Job:
Output each entry exactly; skip nothing.

Records provided:
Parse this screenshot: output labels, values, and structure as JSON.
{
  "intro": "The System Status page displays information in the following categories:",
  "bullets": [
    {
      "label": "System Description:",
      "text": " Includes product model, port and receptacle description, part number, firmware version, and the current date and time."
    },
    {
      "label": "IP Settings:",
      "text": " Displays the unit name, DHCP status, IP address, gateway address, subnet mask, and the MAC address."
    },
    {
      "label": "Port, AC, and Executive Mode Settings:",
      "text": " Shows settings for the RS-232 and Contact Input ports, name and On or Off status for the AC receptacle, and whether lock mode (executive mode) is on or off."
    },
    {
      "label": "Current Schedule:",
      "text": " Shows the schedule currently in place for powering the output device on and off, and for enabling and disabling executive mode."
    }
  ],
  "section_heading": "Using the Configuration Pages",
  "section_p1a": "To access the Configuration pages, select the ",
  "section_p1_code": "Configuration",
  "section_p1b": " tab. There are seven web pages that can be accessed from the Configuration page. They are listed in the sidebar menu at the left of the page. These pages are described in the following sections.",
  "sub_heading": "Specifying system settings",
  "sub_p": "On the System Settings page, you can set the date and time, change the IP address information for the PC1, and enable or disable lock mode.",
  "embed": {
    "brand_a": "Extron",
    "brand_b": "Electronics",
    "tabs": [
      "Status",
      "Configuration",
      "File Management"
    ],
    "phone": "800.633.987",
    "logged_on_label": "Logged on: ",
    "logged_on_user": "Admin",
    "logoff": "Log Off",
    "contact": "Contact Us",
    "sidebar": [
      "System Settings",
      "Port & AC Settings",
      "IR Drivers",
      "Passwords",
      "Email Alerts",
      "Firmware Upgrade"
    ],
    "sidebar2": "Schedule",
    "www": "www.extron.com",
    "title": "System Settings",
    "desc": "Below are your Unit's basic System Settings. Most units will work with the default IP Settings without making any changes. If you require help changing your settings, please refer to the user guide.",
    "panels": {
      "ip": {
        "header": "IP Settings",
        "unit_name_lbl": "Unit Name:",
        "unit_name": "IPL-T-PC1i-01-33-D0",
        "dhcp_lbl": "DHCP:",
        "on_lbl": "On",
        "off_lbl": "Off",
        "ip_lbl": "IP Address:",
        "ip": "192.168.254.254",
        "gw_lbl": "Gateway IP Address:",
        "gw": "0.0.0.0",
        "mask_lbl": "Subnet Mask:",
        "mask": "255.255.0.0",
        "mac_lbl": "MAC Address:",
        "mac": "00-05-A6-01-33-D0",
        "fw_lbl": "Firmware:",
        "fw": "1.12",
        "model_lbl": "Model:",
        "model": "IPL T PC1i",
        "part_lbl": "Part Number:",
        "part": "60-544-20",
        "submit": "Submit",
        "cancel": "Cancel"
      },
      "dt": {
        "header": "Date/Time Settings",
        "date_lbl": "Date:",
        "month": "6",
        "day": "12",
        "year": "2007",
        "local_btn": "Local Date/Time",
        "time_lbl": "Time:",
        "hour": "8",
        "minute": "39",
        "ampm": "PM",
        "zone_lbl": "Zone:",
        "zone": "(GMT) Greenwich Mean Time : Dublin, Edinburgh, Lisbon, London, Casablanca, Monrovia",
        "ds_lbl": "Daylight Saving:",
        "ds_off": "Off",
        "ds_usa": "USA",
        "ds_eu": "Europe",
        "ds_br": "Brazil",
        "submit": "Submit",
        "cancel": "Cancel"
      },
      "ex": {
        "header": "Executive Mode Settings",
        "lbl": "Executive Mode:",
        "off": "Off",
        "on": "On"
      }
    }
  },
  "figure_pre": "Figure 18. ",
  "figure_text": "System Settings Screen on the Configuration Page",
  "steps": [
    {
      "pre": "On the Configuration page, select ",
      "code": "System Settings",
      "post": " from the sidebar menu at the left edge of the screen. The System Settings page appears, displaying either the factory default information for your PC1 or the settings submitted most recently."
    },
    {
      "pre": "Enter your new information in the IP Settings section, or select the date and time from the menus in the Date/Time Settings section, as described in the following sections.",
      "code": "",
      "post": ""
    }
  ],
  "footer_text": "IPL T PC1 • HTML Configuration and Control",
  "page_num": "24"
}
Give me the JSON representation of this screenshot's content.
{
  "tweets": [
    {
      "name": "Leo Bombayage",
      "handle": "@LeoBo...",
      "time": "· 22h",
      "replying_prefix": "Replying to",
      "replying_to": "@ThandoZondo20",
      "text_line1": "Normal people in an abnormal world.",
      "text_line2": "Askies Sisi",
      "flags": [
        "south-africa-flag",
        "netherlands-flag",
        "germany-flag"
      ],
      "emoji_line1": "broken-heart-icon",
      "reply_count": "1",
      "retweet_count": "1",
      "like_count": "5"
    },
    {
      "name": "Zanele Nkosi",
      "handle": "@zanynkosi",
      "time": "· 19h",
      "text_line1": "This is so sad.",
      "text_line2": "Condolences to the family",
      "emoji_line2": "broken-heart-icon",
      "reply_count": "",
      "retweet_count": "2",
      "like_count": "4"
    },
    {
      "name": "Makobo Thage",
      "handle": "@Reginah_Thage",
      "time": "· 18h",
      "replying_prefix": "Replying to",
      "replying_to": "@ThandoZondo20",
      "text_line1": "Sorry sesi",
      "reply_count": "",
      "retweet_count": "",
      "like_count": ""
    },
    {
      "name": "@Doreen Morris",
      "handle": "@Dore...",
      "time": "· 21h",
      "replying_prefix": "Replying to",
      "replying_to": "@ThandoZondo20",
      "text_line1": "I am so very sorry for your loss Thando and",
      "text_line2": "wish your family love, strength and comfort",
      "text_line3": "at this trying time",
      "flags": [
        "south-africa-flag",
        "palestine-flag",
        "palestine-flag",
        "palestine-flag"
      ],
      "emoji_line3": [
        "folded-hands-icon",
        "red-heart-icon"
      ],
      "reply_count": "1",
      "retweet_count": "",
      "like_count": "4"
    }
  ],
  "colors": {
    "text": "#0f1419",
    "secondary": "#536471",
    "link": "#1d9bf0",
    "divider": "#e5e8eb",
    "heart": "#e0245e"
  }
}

Answer to the exercise:
Parse this screenshot: output labels, values, and structure as JSON.
{
  "intro": "The System Status page displays information in the following categories:",
  "bullets": [
    {
      "label": "System Description:",
      "text": " Includes product model, port and receptacle description, part number, firmware version, and the current date and time."
    },
    {
      "label": "IP Settings:",
      "text": " Displays the unit name, DHCP status, IP address, gateway address, subnet mask, and the MAC address."
    },
    {
      "label": "Port, AC, and Executive Mode Settings:",
      "text": " Shows settings for the RS-232 and Contact Input ports, name and On or Off status for the AC receptacle, and whether lock mode (executive mode) is on or off."
    },
    {
      "label": "Current Schedule:",
      "text": " Shows the schedule currently in place for powering the output device on and off, and for enabling and disabling executive mode."
    }
  ],
  "section_heading": "Using the Configuration Pages",
  "section_p1a": "To access the Configuration pages, select the ",
  "section_p1_code": "Configuration",
  "section_p1b": " tab. There are seven web pages that can be accessed from the Configuration page. They are listed in the sidebar menu at the left of the page. These pages are described in the following sections.",
  "sub_heading": "Specifying system settings",
  "sub_p": "On the System Settings page, you can set the date and time, change the IP address information for the PC1, and enable or disable lock mode.",
  "embed": {
    "brand_a": "Extron",
    "brand_b": "Electronics",
    "tabs": [
      "Status",
      "Configuration",
      "File Management"
    ],
    "phone": "800.633.987",
    "logged_on_label": "Logged on: ",
    "logged_on_user": "Admin",
    "logoff": "Log Off",
    "contact": "Contact Us",
    "sidebar": [
      "System Settings",
      "Port & AC Settings",
      "IR Drivers",
      "Passwords",
      "Email Alerts",
      "Firmware Upgrade"
    ],
    "sidebar2": "Schedule",
    "www": "www.extron.com",
    "title": "System Settings",
    "desc": "Below are your Unit's basic System Settings. Most units will work with the default IP Settings without making any changes. If you require help changing your settings, please refer to the user guide.",
    "panels": {
      "ip": {
        "header": "IP Settings",
        "unit_name_lbl": "Unit Name:",
        "unit_name": "IPL-T-PC1i-01-33-D0",
        "dhcp_lbl": "DHCP:",
        "on_lbl": "On",
        "off_lbl": "Off",
        "ip_lbl": "IP Address:",
        "ip": "192.168.254.254",
        "gw_lbl": "Gateway IP Address:",
        "gw": "0.0.0.0",
        "mask_lbl": "Subnet Mask:",
        "mask": "255.255.0.0",
        "mac_lbl": "MAC Address:",
        "mac": "00-05-A6-01-33-D0",
        "fw_lbl": "Firmware:",
        "fw": "1.12",
        "model_lbl": "Model:",
        "model": "IPL T PC1i",
        "part_lbl": "Part Number:",
        "part": "60-544-20",
        "submit": "Submit",
        "cancel": "Cancel"
      },
      "dt": {
        "header": "Date/Time Settings",
        "date_lbl": "Date:",
        "month": "6",
        "day": "12",
        "year": "2007",
        "local_btn": "Local Date/Time",
        "time_lbl": "Time:",
        "hour": "8",
        "minute": "39",
        "ampm": "PM",
        "zone_lbl": "Zone:",
        "zone": "(GMT) Greenwich Mean Time : Dublin, Edinburgh, Lisbon, London, Casablanca, Monrovia",
        "ds_lbl": "Daylight Saving:",
        "ds_off": "Off",
        "ds_usa": "USA",
        "ds_eu": "Europe",
        "ds_br": "Brazil",
        "submit": "Submit",
        "cancel": "Cancel"
      },
      "ex": {
        "header": "Executive Mode Settings",
        "lbl": "Executive Mode:",
        "off": "Off",
        "on": "On"
      }
    }
  },
  "figure_pre": "Figure 18. ",
  "figure_text": "System Settings Screen on the Configuration Page",
  "steps": [
    {
      "pre": "On the Configuration page, select ",
      "code": "System Settings",
      "post": " from the sidebar menu at the left edge of the screen. The System Settings page appears, displaying either the factory default information for your PC1 or the settings submitted most recently."
    },
    {
      "pre": "Enter your new information in the IP Settings section, or select the date and time from the menus in the Date/Time Settings section, as described in the following sections.",
      "code": "",
      "post": ""
    }
  ],
  "footer_text": "IPL T PC1 • HTML Configuration and Control",
  "page_num": "24"
}
Give me the JSON representation of this screenshot's content.
{
  "tweets": [
    {
      "name": "Leo Bombayage",
      "handle": "@LeoBo...",
      "time": "· 22h",
      "replying_prefix": "Replying to",
      "replying_to": "@ThandoZondo20",
      "text_line1": "Normal people in an abnormal world.",
      "text_line2": "Askies Sisi",
      "flags": [
        "south-africa-flag",
        "netherlands-flag",
        "germany-flag"
      ],
      "emoji_line1": "broken-heart-icon",
      "reply_count": "1",
      "retweet_count": "1",
      "like_count": "5"
    },
    {
      "name": "Zanele Nkosi",
      "handle": "@zanynkosi",
      "time": "· 19h",
      "text_line1": "This is so sad.",
      "text_line2": "Condolences to the family",
      "emoji_line2": "broken-heart-icon",
      "reply_count": "",
      "retweet_count": "2",
      "like_count": "4"
    },
    {
      "name": "Makobo Thage",
      "handle": "@Reginah_Thage",
      "time": "· 18h",
      "replying_prefix": "Replying to",
      "replying_to": "@ThandoZondo20",
      "text_line1": "Sorry sesi",
      "reply_count": "",
      "retweet_count": "",
      "like_count": ""
    },
    {
      "name": "@Doreen Morris",
      "handle": "@Dore...",
      "time": "· 21h",
      "replying_prefix": "Replying to",
      "replying_to": "@ThandoZondo20",
      "text_line1": "I am so very sorry for your loss Thando and",
      "text_line2": "wish your family love, strength and comfort",
      "text_line3": "at this trying time",
      "flags": [
        "south-africa-flag",
        "palestine-flag",
        "palestine-flag",
        "palestine-flag"
      ],
      "emoji_line3": [
        "folded-hands-icon",
        "red-heart-icon"
      ],
      "reply_count": "1",
      "retweet_count": "",
      "like_count": "4"
    }
  ],
  "colors": {
    "text": "#0f1419",
    "secondary": "#536471",
    "link": "#1d9bf0",
    "divider": "#e5e8eb",
    "heart": "#e0245e"
  }
}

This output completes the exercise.